Below are some records. Pull every line that contains the word "offset".

**Dataset rows about figures**
============================================================
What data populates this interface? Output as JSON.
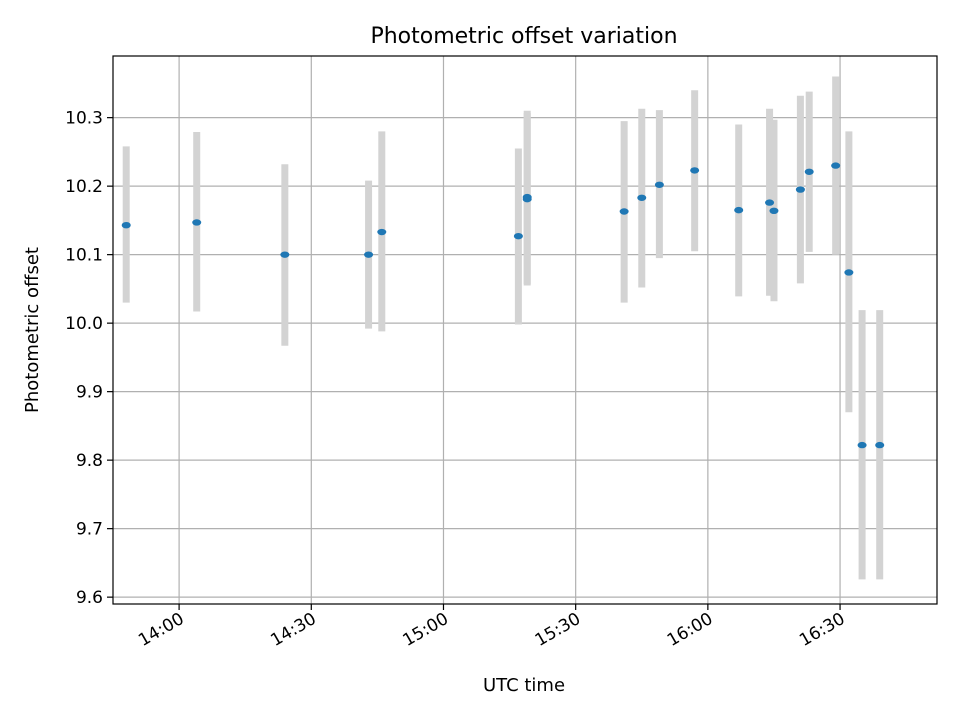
{
  "chart_data": {
    "type": "scatter",
    "title": "Photometric offset variation",
    "xlabel": "UTC time",
    "ylabel": "Photometric offset",
    "x_ticks": [
      "14:00",
      "14:30",
      "15:00",
      "15:30",
      "16:00",
      "16:30"
    ],
    "y_ticks": [
      "9.6",
      "9.7",
      "9.8",
      "9.9",
      "10.0",
      "10.1",
      "10.2",
      "10.3"
    ],
    "xlim": [
      "13:45",
      "16:52"
    ],
    "ylim": [
      9.59,
      10.39
    ],
    "grid": true,
    "colors": {
      "points": "#1f77b4",
      "errorbars": "#d3d3d3",
      "grid": "#b0b0b0"
    },
    "points": [
      {
        "x": "13:48",
        "y": 10.143,
        "ylow": 10.03,
        "yhigh": 10.258
      },
      {
        "x": "14:04",
        "y": 10.147,
        "ylow": 10.017,
        "yhigh": 10.279
      },
      {
        "x": "14:24",
        "y": 10.1,
        "ylow": 9.967,
        "yhigh": 10.232
      },
      {
        "x": "14:43",
        "y": 10.1,
        "ylow": 9.992,
        "yhigh": 10.208
      },
      {
        "x": "14:46",
        "y": 10.133,
        "ylow": 9.988,
        "yhigh": 10.28
      },
      {
        "x": "15:17",
        "y": 10.127,
        "ylow": 9.998,
        "yhigh": 10.255
      },
      {
        "x": "15:19",
        "y": 10.181,
        "ylow": 10.055,
        "yhigh": 10.307
      },
      {
        "x": "15:19",
        "y": 10.184,
        "ylow": 10.057,
        "yhigh": 10.31
      },
      {
        "x": "15:41",
        "y": 10.163,
        "ylow": 10.03,
        "yhigh": 10.295
      },
      {
        "x": "15:45",
        "y": 10.183,
        "ylow": 10.052,
        "yhigh": 10.313
      },
      {
        "x": "15:49",
        "y": 10.202,
        "ylow": 10.095,
        "yhigh": 10.311
      },
      {
        "x": "15:57",
        "y": 10.223,
        "ylow": 10.105,
        "yhigh": 10.34
      },
      {
        "x": "16:07",
        "y": 10.165,
        "ylow": 10.039,
        "yhigh": 10.29
      },
      {
        "x": "16:14",
        "y": 10.176,
        "ylow": 10.04,
        "yhigh": 10.313
      },
      {
        "x": "16:15",
        "y": 10.164,
        "ylow": 10.032,
        "yhigh": 10.297
      },
      {
        "x": "16:21",
        "y": 10.195,
        "ylow": 10.058,
        "yhigh": 10.332
      },
      {
        "x": "16:23",
        "y": 10.221,
        "ylow": 10.104,
        "yhigh": 10.338
      },
      {
        "x": "16:29",
        "y": 10.23,
        "ylow": 10.1,
        "yhigh": 10.36
      },
      {
        "x": "16:32",
        "y": 10.074,
        "ylow": 9.87,
        "yhigh": 10.28
      },
      {
        "x": "16:35",
        "y": 9.822,
        "ylow": 9.626,
        "yhigh": 10.019
      },
      {
        "x": "16:39",
        "y": 9.822,
        "ylow": 9.626,
        "yhigh": 10.019
      }
    ]
  }
}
============================================================
**Answer below**
    "title": "Photometric offset variation",
    "ylabel": "Photometric offset",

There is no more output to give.